→ **Required work**
From the entries below, copy out every line with "housing" in it.

→ **Data for processing**

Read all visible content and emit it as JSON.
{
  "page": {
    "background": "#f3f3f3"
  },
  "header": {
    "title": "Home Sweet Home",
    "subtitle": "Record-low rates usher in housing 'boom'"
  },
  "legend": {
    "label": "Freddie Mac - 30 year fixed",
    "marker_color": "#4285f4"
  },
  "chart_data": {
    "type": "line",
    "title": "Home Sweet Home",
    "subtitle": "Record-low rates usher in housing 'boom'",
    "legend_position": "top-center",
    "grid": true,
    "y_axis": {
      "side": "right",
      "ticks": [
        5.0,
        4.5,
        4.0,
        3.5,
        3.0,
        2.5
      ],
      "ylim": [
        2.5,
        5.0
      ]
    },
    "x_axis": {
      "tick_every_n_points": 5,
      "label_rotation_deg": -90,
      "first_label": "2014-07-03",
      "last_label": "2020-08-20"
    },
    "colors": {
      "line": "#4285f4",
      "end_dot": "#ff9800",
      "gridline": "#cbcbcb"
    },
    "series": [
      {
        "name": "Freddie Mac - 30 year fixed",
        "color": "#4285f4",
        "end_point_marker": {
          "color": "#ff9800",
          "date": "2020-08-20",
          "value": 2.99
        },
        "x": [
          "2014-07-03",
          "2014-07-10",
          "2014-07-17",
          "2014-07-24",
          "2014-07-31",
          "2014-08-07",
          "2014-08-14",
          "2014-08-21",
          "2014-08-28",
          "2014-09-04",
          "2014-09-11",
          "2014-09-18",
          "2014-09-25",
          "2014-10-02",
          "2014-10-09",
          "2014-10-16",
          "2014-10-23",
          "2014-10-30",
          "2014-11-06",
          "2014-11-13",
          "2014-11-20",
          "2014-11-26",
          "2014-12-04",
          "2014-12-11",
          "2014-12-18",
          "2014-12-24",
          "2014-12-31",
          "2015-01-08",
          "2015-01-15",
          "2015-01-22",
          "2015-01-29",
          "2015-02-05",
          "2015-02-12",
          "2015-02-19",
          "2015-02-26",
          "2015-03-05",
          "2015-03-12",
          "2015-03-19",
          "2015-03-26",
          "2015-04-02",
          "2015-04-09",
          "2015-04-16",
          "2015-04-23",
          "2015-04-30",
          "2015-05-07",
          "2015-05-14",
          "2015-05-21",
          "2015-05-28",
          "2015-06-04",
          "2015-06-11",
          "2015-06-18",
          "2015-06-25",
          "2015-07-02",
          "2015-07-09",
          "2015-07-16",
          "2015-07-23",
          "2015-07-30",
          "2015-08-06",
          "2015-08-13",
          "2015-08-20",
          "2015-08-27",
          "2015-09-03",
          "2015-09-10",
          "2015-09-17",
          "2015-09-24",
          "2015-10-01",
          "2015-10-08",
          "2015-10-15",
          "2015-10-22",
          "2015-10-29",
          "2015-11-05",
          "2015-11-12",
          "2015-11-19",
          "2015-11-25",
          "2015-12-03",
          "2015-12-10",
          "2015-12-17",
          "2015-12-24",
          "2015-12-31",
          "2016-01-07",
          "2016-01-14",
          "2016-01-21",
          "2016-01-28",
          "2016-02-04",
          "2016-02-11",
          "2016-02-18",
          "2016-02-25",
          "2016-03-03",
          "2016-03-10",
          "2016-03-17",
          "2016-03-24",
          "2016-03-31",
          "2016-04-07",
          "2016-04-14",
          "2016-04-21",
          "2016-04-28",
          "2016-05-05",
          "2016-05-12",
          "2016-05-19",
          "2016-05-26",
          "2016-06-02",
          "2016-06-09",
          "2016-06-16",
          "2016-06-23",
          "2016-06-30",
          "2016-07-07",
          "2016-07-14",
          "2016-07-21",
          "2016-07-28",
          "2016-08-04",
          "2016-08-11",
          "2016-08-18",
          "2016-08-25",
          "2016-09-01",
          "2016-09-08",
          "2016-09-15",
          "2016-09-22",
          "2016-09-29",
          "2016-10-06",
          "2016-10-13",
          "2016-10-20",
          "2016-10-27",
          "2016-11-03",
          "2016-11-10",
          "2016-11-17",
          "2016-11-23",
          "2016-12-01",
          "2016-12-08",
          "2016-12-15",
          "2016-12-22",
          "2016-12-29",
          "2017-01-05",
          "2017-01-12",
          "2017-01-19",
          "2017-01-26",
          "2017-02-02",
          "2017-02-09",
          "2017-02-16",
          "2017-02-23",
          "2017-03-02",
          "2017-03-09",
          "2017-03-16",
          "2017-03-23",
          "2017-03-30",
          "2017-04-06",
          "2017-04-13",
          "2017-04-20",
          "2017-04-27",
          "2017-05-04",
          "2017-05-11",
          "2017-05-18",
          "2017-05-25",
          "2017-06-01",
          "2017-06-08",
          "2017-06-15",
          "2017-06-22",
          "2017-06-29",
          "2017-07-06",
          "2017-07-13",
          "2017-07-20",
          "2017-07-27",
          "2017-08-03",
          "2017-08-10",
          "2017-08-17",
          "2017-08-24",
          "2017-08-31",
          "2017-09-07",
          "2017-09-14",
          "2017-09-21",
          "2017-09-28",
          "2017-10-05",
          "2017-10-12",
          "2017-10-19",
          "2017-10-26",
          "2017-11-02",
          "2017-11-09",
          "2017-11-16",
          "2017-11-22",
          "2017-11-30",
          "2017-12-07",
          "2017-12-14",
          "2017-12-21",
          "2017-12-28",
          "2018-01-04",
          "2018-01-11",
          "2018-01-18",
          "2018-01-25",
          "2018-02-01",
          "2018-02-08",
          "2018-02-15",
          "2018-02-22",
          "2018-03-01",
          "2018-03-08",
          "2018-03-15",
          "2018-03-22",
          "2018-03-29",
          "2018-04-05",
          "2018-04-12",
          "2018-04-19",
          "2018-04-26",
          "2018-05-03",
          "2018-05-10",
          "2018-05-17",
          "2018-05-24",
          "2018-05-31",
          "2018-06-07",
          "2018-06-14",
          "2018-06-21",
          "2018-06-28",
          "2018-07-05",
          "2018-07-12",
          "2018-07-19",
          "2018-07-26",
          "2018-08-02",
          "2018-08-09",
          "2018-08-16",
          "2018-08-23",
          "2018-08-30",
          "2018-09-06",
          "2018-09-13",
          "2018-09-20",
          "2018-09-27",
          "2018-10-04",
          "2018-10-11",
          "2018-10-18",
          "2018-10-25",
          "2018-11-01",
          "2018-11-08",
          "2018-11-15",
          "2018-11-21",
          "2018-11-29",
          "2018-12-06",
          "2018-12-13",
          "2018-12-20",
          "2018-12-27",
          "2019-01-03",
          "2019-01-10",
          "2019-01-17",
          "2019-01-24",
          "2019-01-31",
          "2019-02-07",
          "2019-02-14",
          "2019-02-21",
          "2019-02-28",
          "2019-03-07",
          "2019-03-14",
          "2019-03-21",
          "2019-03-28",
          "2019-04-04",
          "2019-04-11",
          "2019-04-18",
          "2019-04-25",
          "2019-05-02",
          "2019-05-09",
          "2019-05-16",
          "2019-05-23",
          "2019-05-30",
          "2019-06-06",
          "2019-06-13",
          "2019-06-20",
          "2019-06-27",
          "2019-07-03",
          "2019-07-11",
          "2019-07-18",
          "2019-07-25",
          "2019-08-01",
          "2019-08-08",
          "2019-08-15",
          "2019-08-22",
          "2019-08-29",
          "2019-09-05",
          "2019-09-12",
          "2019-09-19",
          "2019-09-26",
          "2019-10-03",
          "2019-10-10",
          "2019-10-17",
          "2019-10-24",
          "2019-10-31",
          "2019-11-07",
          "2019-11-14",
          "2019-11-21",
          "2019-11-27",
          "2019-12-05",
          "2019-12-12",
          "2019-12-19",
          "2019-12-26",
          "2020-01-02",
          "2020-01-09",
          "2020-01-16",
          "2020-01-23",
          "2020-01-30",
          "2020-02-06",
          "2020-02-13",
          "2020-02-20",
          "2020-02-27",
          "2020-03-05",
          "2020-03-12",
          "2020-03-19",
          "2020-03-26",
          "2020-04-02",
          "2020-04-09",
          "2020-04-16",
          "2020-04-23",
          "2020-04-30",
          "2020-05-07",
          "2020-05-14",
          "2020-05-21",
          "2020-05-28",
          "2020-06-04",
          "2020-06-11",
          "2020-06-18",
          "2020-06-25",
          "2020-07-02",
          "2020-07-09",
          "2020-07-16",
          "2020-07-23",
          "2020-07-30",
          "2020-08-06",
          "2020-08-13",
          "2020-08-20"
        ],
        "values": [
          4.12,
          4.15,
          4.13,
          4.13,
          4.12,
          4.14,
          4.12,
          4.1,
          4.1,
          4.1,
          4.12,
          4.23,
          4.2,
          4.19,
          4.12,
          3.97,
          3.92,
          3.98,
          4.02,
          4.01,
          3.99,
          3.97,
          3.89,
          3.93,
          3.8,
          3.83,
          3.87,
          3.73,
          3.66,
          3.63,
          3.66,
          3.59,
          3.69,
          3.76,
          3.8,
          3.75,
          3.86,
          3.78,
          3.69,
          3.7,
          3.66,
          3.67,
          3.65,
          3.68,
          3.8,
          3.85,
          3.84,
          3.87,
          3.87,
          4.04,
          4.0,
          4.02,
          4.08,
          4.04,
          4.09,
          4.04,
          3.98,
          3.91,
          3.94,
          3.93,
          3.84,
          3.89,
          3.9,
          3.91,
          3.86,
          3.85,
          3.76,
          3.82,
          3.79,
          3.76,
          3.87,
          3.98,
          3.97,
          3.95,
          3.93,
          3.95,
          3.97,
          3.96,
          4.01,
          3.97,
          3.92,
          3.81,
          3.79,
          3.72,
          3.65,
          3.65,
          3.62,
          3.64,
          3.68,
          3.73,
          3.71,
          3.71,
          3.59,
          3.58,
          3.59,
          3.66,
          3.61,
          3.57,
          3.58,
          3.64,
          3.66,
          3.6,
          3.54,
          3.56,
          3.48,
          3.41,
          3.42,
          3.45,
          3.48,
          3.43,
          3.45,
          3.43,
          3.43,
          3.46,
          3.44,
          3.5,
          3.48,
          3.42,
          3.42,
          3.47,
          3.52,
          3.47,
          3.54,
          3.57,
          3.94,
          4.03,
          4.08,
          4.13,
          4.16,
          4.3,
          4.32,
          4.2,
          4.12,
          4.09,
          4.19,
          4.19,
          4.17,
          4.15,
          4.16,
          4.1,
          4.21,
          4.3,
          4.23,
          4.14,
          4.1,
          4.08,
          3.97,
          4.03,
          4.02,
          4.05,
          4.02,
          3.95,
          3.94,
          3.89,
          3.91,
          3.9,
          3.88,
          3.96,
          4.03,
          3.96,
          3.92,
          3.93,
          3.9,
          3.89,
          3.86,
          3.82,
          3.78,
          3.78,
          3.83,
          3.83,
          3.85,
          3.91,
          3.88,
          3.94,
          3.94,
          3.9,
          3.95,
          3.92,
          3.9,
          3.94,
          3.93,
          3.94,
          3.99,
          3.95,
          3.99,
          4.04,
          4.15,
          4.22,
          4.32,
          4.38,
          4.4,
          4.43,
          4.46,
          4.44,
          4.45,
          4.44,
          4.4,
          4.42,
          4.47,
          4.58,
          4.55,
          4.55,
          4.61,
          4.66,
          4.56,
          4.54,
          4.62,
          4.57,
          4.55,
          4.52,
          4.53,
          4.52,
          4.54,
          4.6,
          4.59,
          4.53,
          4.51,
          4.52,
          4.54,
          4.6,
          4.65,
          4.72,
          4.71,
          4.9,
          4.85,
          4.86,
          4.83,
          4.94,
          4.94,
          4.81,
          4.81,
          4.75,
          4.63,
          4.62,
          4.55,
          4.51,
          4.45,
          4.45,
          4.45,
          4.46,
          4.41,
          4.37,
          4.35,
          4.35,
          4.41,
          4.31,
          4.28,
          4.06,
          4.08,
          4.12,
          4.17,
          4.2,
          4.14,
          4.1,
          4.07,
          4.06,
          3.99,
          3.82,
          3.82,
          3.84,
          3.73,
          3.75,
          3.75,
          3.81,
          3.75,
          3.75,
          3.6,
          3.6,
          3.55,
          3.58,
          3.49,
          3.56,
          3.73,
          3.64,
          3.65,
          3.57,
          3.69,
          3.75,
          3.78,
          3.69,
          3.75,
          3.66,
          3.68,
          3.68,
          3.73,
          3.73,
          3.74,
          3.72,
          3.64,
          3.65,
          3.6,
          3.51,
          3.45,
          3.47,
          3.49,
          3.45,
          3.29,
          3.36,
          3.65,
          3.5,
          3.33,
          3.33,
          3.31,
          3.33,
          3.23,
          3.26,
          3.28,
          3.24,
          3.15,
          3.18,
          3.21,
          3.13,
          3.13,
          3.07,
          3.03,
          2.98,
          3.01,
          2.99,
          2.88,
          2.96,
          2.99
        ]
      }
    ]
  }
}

→ **Task output**
    "subtitle": "Record-low rates usher in housing 'boom'"
    "subtitle": "Record-low rates usher in housing 'boom'",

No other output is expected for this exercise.